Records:
....

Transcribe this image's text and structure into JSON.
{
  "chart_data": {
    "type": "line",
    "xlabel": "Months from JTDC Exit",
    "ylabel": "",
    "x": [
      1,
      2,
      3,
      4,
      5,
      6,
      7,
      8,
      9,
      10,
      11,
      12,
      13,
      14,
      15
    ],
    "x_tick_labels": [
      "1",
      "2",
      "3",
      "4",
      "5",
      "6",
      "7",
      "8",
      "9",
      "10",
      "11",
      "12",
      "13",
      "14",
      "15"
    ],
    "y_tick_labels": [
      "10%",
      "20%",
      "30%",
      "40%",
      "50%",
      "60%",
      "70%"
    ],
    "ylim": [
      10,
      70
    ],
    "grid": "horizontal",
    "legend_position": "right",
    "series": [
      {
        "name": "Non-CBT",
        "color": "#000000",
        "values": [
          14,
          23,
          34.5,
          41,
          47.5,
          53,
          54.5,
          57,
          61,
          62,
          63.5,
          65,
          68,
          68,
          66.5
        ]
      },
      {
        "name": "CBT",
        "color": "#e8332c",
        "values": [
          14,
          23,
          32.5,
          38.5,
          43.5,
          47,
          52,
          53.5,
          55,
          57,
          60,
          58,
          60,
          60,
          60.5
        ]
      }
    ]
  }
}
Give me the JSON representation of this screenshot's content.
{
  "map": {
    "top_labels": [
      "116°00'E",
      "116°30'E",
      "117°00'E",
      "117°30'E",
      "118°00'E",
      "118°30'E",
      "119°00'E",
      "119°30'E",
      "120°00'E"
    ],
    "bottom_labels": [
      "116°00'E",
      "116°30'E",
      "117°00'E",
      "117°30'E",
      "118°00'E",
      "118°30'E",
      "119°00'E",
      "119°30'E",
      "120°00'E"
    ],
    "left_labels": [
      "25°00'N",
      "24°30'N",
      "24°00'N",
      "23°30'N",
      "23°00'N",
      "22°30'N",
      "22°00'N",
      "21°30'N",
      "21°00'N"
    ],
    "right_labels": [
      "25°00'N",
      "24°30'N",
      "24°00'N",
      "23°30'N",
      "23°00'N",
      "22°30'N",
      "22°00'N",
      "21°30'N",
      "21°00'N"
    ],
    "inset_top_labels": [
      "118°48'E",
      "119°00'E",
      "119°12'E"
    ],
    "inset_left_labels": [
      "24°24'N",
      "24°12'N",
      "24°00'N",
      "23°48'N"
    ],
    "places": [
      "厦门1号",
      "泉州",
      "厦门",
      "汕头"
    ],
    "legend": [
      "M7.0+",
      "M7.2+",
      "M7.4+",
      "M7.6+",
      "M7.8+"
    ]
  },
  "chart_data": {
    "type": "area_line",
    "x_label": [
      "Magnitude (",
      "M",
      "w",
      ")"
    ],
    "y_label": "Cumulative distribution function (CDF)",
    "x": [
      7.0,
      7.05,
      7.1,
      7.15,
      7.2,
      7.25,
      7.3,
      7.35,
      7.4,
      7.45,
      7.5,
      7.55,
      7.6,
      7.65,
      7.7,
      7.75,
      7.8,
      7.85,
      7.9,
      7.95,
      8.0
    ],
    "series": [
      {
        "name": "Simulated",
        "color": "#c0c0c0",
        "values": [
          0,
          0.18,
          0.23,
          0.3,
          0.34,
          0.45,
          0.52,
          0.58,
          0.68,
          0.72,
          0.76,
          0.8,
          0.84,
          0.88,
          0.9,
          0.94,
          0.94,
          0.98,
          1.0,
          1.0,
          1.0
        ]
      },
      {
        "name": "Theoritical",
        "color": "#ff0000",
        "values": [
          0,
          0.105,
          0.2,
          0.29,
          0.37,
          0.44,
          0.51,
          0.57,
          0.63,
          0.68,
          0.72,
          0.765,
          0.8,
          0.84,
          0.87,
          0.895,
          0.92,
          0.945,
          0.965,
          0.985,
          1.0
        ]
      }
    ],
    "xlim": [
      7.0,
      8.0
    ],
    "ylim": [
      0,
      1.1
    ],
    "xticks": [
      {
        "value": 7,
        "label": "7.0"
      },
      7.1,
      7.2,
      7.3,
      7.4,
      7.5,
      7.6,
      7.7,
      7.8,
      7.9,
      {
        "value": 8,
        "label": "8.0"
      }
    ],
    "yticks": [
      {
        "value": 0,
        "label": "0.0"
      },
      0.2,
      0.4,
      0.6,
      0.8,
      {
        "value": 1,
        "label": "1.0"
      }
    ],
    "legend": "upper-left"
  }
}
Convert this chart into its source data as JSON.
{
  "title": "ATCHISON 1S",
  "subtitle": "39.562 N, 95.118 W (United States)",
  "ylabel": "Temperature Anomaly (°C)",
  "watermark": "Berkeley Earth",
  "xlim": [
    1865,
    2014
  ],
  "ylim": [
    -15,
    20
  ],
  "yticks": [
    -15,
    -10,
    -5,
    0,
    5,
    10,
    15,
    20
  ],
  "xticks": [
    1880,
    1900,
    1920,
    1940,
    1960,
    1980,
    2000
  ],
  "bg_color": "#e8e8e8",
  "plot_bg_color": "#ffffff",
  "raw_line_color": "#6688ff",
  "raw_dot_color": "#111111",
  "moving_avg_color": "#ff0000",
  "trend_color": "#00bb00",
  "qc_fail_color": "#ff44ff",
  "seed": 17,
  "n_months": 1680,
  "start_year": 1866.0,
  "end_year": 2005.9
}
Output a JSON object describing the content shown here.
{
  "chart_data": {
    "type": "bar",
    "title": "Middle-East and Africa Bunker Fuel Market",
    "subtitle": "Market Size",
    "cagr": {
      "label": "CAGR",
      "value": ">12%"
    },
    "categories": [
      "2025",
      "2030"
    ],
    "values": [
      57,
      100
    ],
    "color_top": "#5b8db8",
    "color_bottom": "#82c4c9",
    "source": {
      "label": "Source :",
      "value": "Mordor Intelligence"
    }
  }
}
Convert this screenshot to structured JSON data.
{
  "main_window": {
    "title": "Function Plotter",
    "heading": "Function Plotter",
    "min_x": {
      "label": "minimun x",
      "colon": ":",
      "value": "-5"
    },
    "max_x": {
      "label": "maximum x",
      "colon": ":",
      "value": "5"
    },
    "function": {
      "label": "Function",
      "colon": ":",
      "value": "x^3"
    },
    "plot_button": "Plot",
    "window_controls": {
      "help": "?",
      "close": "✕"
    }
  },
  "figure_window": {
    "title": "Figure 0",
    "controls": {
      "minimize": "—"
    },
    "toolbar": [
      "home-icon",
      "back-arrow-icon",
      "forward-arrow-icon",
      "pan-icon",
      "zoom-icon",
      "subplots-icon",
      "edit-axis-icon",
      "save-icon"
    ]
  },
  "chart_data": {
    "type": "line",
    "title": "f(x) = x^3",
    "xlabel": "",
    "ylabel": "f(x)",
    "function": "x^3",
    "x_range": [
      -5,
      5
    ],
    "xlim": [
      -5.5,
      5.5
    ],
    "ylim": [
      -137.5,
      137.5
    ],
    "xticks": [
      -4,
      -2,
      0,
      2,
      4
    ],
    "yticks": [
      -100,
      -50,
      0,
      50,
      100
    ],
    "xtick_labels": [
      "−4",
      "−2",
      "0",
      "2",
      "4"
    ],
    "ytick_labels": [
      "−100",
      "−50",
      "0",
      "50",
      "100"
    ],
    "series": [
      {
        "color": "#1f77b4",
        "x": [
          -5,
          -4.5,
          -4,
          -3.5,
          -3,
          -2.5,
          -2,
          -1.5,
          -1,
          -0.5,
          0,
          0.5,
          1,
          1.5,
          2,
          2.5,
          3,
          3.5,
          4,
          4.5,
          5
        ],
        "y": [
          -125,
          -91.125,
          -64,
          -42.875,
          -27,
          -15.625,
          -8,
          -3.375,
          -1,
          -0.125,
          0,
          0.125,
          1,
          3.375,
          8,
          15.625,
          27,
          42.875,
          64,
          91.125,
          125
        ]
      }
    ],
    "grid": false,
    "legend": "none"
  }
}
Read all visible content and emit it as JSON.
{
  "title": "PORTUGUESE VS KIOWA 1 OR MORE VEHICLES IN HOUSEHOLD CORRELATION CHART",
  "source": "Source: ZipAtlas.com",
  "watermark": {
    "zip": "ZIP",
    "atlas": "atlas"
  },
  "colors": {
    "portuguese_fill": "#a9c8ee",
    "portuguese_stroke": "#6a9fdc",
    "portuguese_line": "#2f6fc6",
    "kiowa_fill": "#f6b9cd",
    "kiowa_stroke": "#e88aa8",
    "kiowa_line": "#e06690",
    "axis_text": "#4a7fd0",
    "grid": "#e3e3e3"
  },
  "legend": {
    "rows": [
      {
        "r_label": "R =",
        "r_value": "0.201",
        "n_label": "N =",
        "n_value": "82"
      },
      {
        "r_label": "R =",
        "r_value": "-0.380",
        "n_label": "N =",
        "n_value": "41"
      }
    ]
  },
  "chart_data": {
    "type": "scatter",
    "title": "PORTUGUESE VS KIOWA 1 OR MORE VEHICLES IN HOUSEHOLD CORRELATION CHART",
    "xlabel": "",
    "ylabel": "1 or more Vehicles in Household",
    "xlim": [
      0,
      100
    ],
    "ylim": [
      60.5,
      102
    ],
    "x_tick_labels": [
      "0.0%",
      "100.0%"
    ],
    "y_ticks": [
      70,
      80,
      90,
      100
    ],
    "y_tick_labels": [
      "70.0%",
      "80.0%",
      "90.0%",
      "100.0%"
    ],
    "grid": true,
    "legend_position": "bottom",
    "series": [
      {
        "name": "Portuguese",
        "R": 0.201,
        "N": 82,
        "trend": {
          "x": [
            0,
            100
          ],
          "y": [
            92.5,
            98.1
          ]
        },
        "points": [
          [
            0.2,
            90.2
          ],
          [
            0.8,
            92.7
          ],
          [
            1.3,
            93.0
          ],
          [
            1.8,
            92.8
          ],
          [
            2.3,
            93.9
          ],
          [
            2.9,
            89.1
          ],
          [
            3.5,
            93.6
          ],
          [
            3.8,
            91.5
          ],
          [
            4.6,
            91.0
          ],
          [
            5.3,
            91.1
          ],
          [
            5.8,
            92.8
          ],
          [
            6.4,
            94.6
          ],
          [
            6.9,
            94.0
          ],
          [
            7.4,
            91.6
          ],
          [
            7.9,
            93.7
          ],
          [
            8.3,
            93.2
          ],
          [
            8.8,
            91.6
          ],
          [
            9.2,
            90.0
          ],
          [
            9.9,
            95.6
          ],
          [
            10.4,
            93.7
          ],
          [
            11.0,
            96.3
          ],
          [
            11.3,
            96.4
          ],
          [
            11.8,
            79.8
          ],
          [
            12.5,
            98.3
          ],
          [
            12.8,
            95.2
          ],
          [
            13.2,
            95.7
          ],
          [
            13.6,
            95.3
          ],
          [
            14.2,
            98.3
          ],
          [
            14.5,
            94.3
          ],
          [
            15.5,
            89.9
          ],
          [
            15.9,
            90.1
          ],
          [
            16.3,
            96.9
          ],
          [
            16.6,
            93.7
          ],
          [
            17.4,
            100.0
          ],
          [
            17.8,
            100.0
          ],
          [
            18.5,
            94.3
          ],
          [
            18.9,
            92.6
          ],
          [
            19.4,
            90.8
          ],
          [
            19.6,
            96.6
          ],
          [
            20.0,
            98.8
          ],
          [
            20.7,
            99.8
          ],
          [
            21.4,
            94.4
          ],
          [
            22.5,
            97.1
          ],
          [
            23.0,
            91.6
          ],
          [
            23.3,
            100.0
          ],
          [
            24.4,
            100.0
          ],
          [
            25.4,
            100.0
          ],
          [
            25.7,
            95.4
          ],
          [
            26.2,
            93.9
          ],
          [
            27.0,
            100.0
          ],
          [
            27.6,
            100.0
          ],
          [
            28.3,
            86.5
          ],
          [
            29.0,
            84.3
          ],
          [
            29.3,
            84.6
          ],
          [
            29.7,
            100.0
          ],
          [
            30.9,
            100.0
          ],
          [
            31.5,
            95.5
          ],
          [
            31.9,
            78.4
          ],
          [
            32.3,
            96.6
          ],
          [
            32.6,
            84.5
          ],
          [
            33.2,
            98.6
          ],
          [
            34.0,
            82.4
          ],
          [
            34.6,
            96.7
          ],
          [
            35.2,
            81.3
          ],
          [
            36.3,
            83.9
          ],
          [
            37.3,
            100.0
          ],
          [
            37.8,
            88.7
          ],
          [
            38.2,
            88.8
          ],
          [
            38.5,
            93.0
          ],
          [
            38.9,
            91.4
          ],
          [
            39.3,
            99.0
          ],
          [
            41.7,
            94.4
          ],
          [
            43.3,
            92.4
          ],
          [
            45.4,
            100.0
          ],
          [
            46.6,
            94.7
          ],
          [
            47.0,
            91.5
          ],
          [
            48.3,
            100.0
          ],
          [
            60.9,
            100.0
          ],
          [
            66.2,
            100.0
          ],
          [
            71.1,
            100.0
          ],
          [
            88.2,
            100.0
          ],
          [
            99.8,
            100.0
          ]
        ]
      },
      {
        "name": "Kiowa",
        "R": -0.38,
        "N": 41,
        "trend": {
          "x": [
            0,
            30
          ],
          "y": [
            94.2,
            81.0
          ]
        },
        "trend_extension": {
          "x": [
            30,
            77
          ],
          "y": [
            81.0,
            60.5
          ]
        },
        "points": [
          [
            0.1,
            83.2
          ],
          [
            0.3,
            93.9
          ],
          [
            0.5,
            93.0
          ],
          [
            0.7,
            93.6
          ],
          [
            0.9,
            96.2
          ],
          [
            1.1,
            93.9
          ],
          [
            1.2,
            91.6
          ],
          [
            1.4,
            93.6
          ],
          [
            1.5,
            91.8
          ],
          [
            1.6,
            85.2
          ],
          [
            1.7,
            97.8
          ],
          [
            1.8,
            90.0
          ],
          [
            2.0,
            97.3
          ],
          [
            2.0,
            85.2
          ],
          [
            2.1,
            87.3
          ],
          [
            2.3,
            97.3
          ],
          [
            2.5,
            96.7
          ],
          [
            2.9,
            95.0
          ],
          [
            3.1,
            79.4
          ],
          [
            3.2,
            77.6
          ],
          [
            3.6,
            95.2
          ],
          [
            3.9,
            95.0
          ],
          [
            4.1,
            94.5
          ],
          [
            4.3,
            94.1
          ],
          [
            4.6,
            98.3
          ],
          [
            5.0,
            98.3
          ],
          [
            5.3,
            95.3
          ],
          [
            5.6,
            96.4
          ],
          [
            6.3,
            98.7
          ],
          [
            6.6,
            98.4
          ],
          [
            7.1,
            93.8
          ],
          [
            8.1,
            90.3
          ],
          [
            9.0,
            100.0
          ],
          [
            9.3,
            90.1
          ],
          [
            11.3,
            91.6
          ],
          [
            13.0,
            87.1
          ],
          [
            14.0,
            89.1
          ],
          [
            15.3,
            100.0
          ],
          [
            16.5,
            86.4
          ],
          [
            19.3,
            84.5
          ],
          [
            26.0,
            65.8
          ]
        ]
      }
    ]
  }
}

....

▶ [Your instructions] Find the lines that include the string "type", then copy each of them.

▶ [Worked solution]
    "type": "line",
    "type": "area_line",
    "type": "bar",
    "type": "line",
    "type": "scatter",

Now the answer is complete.